** What you need to do **
• A. Reproduce the stretch of the JavaScript expressions and operators section from "A binary operator" through "used in JavaScript.".
• B. According to the JavaScript expressions and operators section, what is the one ternary operator in JavaScript?
• C. Extend the section on JavaScript expressions and operators, picking up after its final sentence.
*** Opening of Text section ***
This section describes JavaScript expressions and operators, including assignment, comparison, arithmetic, bitwise, logical, string, and special operators.

Expressions

An expression is any valid set of variables, operators, literals, and expressions that evaluates to a single value; the value can be a string, a number, or a logical value.

Expressions use symbol characters like = or +, called operators, to combine other expressions.

JavaScript accepts the following types of expressions:

  • String expressions, which evaluate to a character string
  • Arithmetic expressions, which evaluate to a number
  • Logical expressions, which evaluate to either true or false

Operators

Operators are used in expressions to indicate what action to perform on the expresion. JavaScript has both binary and unary operators.

A binary operator requires two operands, one before and one after the operator. For example, 3 + 4 or x * y.

A unary operator requires a single operand, either before or after the operator. For example, x++ or ++x.

In addition, JavaScript has one ternary operator, the conditional operator. A ternary operator requires three operands.

The following sections describe each of the types of operators used in JavaScript.
*** Close of Text section ***
*** Opening of Dataset records ***
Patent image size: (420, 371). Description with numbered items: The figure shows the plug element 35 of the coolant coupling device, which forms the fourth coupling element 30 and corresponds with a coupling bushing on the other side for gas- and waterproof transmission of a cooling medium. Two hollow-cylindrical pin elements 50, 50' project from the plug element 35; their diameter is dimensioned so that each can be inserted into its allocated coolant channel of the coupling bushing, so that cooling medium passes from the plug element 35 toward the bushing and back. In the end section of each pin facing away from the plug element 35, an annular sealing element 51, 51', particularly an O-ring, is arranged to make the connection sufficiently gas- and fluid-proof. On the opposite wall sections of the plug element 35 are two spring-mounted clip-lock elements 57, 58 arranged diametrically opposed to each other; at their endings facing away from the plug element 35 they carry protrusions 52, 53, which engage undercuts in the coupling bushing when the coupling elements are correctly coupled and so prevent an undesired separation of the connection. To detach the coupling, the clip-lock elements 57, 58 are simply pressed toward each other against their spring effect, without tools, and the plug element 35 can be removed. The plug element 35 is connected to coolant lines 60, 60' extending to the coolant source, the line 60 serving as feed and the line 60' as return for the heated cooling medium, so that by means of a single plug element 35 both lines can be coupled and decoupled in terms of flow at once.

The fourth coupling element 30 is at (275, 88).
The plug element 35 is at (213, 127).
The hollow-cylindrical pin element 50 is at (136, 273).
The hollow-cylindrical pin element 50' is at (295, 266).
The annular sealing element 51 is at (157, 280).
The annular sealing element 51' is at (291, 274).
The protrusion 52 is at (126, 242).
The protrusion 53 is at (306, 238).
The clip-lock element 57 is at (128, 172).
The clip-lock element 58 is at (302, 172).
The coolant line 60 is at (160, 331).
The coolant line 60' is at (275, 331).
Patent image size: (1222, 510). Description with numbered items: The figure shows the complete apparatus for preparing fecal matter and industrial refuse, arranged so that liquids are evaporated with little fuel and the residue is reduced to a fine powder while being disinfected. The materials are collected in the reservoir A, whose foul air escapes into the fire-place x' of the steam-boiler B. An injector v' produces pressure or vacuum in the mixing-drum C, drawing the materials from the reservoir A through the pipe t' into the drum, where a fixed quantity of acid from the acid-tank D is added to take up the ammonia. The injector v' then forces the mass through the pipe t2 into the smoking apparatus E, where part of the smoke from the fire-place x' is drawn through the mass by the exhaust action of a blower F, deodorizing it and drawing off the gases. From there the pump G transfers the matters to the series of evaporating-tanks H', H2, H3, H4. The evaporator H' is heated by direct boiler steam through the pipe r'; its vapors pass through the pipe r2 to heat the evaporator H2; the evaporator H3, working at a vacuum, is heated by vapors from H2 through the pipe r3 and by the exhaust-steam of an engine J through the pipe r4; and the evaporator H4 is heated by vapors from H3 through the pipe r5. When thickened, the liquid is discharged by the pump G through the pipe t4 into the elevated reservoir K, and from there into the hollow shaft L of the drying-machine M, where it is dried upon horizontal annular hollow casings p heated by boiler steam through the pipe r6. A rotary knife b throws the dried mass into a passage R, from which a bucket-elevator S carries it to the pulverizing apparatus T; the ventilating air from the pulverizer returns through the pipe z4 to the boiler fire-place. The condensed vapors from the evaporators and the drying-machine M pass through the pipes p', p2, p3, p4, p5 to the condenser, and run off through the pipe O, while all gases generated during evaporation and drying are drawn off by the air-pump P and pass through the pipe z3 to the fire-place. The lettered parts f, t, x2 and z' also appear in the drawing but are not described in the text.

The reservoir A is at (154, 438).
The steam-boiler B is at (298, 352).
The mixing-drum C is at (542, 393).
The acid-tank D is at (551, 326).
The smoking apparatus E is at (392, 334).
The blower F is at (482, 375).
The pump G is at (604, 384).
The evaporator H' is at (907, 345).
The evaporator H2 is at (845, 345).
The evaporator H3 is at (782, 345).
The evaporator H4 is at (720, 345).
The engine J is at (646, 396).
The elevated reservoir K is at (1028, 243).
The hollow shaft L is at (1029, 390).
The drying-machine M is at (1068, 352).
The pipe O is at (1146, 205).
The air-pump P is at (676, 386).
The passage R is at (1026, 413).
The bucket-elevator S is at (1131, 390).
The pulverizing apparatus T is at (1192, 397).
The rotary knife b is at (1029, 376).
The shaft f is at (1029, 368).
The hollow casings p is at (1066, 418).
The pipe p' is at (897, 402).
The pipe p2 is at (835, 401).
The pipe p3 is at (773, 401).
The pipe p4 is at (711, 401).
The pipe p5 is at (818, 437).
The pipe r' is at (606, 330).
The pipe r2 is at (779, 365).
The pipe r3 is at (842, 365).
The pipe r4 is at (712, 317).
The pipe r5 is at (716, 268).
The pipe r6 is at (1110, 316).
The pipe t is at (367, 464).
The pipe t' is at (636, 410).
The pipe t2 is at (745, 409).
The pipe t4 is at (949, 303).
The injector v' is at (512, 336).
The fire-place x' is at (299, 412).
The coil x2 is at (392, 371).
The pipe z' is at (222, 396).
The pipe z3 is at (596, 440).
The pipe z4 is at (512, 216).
*** Close of Dataset records ***
** Per-task answers **
• A.
A binary operator requires two operands, one before and one after the operator. For example, 3 + 4 or x * y.

A unary operator requires a single operand, either before or after the operator. For example, x++ or ++x.

In addition, JavaScript has one ternary operator, the conditional operator. A ternary operator requires three operands.

The following sections describe each of the types of operators used in JavaScript.

• B. The conditional operator.

• C.
Operator Precedence

Operators in JavaScript are evaluated in a particular order of priority, known as operator precedence. An operator with higher precedence is evaluated before one with lower precedence. For example:

z = 12 * ( 34 + 56 + 789 )

There are five operators in this expression: =, *, ( ), +, and +. which will be evaluated in the following order: ( ), *, +, +, =.

  • First, the expression within the parentheses is evaluated, which are two addition operators with the same precedence.
  • Next, the value 123 is multiplied to the result of the expression within the parentheses.
  • Last, the resulting value is assigned to the variable z.

The following table describes the order of precedence from highest to lowest ( top to bottom in the table ). Operators with the same precedence ( in the same row ) are evaluated from left to right in an expression.

Operator type Individual operators
field access, array indexing, function call . [ ] ( )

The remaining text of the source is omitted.